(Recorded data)

* * * * *

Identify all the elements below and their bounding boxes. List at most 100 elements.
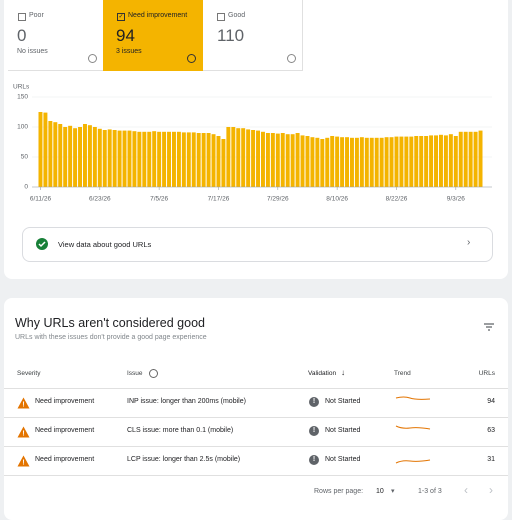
bar bbox=[285, 134, 290, 187]
section-title: Why URLs aren't considered good bbox=[15, 316, 205, 330]
link-text: View data about good URLs bbox=[58, 240, 152, 249]
bar bbox=[256, 130, 261, 187]
y-tick-label: 0 bbox=[24, 184, 28, 191]
bar bbox=[295, 133, 300, 187]
bar bbox=[176, 131, 181, 187]
bar bbox=[419, 136, 424, 187]
x-tick-label: 6/23/26 bbox=[89, 196, 111, 203]
bar bbox=[453, 136, 458, 187]
bar bbox=[478, 130, 483, 187]
prev-page[interactable]: ‹ bbox=[464, 483, 468, 497]
bar bbox=[157, 131, 162, 187]
bar bbox=[132, 131, 137, 187]
bar bbox=[137, 131, 142, 187]
rows-per-page-label: Rows per page: bbox=[314, 488, 364, 495]
issue: INP issue: longer than 200ms (mobile) bbox=[127, 398, 246, 405]
bar bbox=[127, 130, 132, 187]
warning-icon: ! bbox=[17, 396, 30, 414]
bar bbox=[186, 132, 191, 187]
svg-text:!: ! bbox=[22, 402, 24, 409]
bar bbox=[162, 131, 167, 187]
bar bbox=[463, 131, 468, 187]
bar bbox=[78, 127, 83, 187]
bar bbox=[394, 136, 399, 187]
bar bbox=[97, 128, 102, 187]
bar bbox=[112, 130, 117, 187]
bar bbox=[275, 133, 280, 187]
tab-label: Need improvement bbox=[128, 12, 188, 19]
bar bbox=[364, 137, 369, 187]
bar bbox=[246, 129, 251, 187]
issue: CLS issue: more than 0.1 (mobile) bbox=[127, 427, 234, 434]
tab-need-improvement[interactable]: ✓ Need improvement 94 3 issues bbox=[103, 0, 203, 71]
bar bbox=[87, 125, 92, 187]
bar bbox=[196, 133, 201, 187]
bar bbox=[300, 135, 305, 187]
bar bbox=[379, 137, 384, 187]
warning-icon: ! bbox=[17, 454, 30, 472]
bar bbox=[424, 136, 429, 187]
x-tick-label: 6/11/26 bbox=[30, 196, 52, 203]
bar bbox=[58, 124, 63, 187]
tab-value: 0 bbox=[17, 26, 27, 45]
bar bbox=[265, 133, 270, 187]
good-urls-link[interactable]: View data about good URLs › bbox=[22, 227, 493, 262]
filter-icon[interactable] bbox=[483, 322, 495, 332]
bar bbox=[68, 125, 73, 187]
tab-label: Good bbox=[228, 12, 246, 19]
bar bbox=[147, 131, 152, 187]
warning-icon: ! bbox=[17, 425, 30, 443]
validation: Not Started bbox=[325, 456, 361, 463]
validation: Not Started bbox=[325, 427, 361, 434]
bar bbox=[473, 131, 478, 187]
bar bbox=[290, 134, 295, 187]
bar bbox=[330, 136, 335, 187]
y-axis-label: URLs bbox=[13, 84, 30, 91]
bar bbox=[468, 131, 473, 187]
bar bbox=[191, 132, 196, 187]
bar bbox=[171, 131, 176, 187]
bar bbox=[142, 131, 147, 187]
bar bbox=[73, 128, 78, 187]
bar bbox=[414, 136, 419, 187]
chart: URLs 0 50 100 150 6/11/26 6/23/26 7/5/26 7/17/2… bbox=[13, 84, 492, 203]
page-range: 1-3 of 3 bbox=[418, 488, 442, 495]
bar bbox=[345, 137, 350, 187]
bar bbox=[374, 137, 379, 187]
svg-text:!: ! bbox=[22, 431, 24, 438]
bar bbox=[310, 137, 315, 187]
y-tick-label: 150 bbox=[17, 94, 28, 101]
bar bbox=[226, 127, 231, 187]
rows-per-page-value[interactable]: 10 bbox=[376, 488, 384, 495]
url-count: 31 bbox=[487, 456, 495, 463]
column-header: Severity bbox=[17, 370, 41, 377]
row-divider bbox=[4, 475, 508, 476]
bar bbox=[260, 131, 265, 187]
tab-good[interactable]: Good 110 bbox=[203, 0, 303, 71]
x-tick-label: 7/17/26 bbox=[208, 196, 230, 203]
column-header[interactable]: Validation bbox=[308, 370, 337, 377]
bar bbox=[82, 124, 87, 187]
bar bbox=[167, 131, 172, 187]
next-page[interactable]: › bbox=[489, 483, 493, 497]
bar bbox=[409, 136, 414, 187]
bar bbox=[92, 127, 97, 187]
url-count: 63 bbox=[487, 427, 495, 434]
column-header: URLs bbox=[478, 370, 495, 377]
bar bbox=[325, 137, 330, 187]
bar bbox=[241, 128, 246, 187]
validation: Not Started bbox=[325, 398, 361, 405]
column-header: Trend bbox=[394, 370, 411, 377]
bar bbox=[107, 129, 112, 187]
tab-label: Poor bbox=[29, 12, 44, 19]
row-divider bbox=[4, 417, 508, 418]
bar bbox=[443, 135, 448, 187]
bar bbox=[231, 127, 236, 187]
issues-card bbox=[4, 298, 508, 520]
bar bbox=[438, 134, 443, 187]
svg-text:!: ! bbox=[22, 460, 24, 467]
severity: Need improvement bbox=[35, 398, 95, 405]
bar bbox=[206, 133, 211, 187]
issue: LCP issue: longer than 2.5s (mobile) bbox=[127, 456, 241, 463]
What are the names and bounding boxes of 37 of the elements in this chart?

* * * * *

■ **Do this**: Rewrite the stretch of the listing from the line containing "bar bbox=[285, 134, 290, 187]" through the line containing "bar bbox=[295, 133, 300, 187]", with "URLs" replaced by "pages" and all else unchanged. Give only those lines.

■ **Solution to the problem**:
bar bbox=[285, 134, 290, 187]
section-title: Why pages aren't considered good bbox=[15, 316, 205, 330]
link-text: View data about good pages bbox=[58, 240, 152, 249]
bar bbox=[256, 130, 261, 187]
y-tick-label: 0 bbox=[24, 184, 28, 191]
bar bbox=[295, 133, 300, 187]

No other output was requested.